TASKS TO PERFORM:
(1) According to the essay on Frankenstein, where and in what year did Mary Shelley write the novel?
(2) In the essay on Frankenstein, turn the paragraph beginning "Mary Shelley's Frankenstein is an extraordinary novel" into a short list of its main facts.
(3) Continue the essay on Frankenstein from the point where it stops.
[Start EXCERPT PROVIDED]
THE SIGNIFICANCE OF FRANKENSTEIN

 

E. NAGESWARA RAO

University of Alberta, Edmonton, Canada

 

Mary Shelley’s Frankenstein is an extraordinary novel in many ways. It was the first novel of a nineteen-year-old girl with an unusual background. Mary’s mother was the author of the first feminine document Vindication of the Rights of Woman. Her father’s Political Justice influenced the thought of his time considerably. Her husband was reputed to be an atheist and a socialist. Among her friends was Lord Byron.

 

Mary wrote Frankenstein in Geneva in 1816. Though started as a ghost story, the finished novel is more than that. A multiplicity of themes from a variety of sources 1 are fused in it by linked analogies and repetitive patterns in structure and action. The alternate title, “The Modern Prometheus,” focuses our attention on a dominant theme of the novel. Prometheus stole fire from the gods to preserve mankind. Thus he had usurped the powers of the gods and rebelled against oppression. The poet Shelley was fully deeply impressed by this spirit of liberty and used this myth in this Prometheus Unbound on which he was working at about the same time as his wife was writing her first novel.
[End EXCERPT PROVIDED]
[Start DATASET EXCERPT]
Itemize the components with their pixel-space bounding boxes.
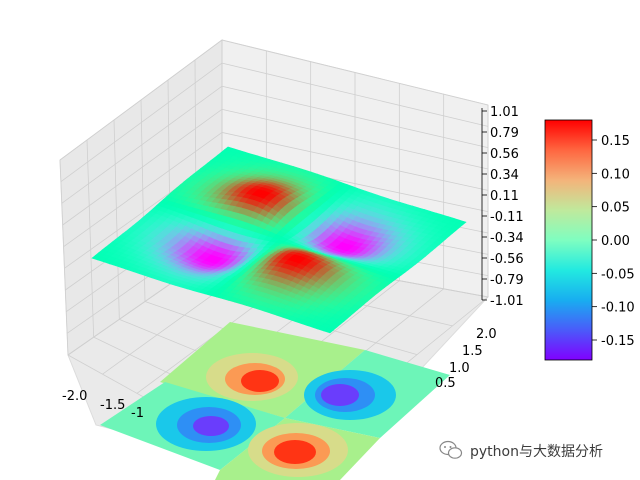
[End DATASET EXCERPT]
ANSWERS PER TASK:
(1) She wrote it in Geneva in 1816.

(2)
- Frankenstein is an extraordinary novel in many ways.
- It was the first novel of Mary Shelley, written when she was nineteen, and she had an unusual background.
- Her mother wrote Vindication of the Rights of Woman, called the first feminine document.
- Her father's Political Justice strongly influenced the thought of his time.
- Her husband was said to be an atheist and a socialist.
- Lord Byron was one of her friends.

(3)
Prometheus’s modern counterpart, Frankenstein, “stole” another vital secret of the gods by animating a corpse through scientific experiments. He was motivated by a desire for knowledge: “….if I could bestow animation on lifeless matter, I might in process of time...renew life where death had apparently devoted the body to corruption.” 2

 

But he viewed the moment of his triumph as a “catastrophe.” He racked by guilt and fear because of his subconscious realization of his crime against God’s creation. His sense of guilt becomes accentuated with every incident in the novel. Because of bitter remorse he abandoned making a female companion for the Monster. He had realized the “wickedness” of his deed, repented for it, and tried to annihilate the Monster. In this, the modern Prometheus is rather different from the ancient one.

 

Frankestein’s guilt introduces the theme of The Ancient Mariner into the novel. The hero in Coleridge’s poem had killed an Albatross and had brought swift retribution upon himself and his companions. The burden of the lonely mariner’s guilty soul could be relieved only by confessing his wicked deed and by communicating his agony to a sympathetic listener. Frankenstein is another version to the travelling mariner. He had not killed any of God’s creatures. But he had broken the same divine law indirectly. The Monster was his creature and the Monster’s crimes were his crimes. His anguish and alienation increase with every murder committed by his creature. When innocent Justine was condemned to death for supposedly killing his brother, Frankenstein says: “Anguish and despair had penetrated into the core of my heart; I bore a hell within me, which nothing could extinguish.” (p. 73)

 

Like Coleridge’s mariner, Frankenstein was also tortured by “deep, dark, deathlike solitude.” William, Justine, Clerval and Elizabeth were taken away from him by his own creature. He was desolate. His redemption also came through suffering. The death of his relatives and friends, imprisonment, illness, isolation and mental distress have cleansed his soul somewhat. He unburdened guilt-ridden soul like the ancient mariner by telling his story Captain Walton.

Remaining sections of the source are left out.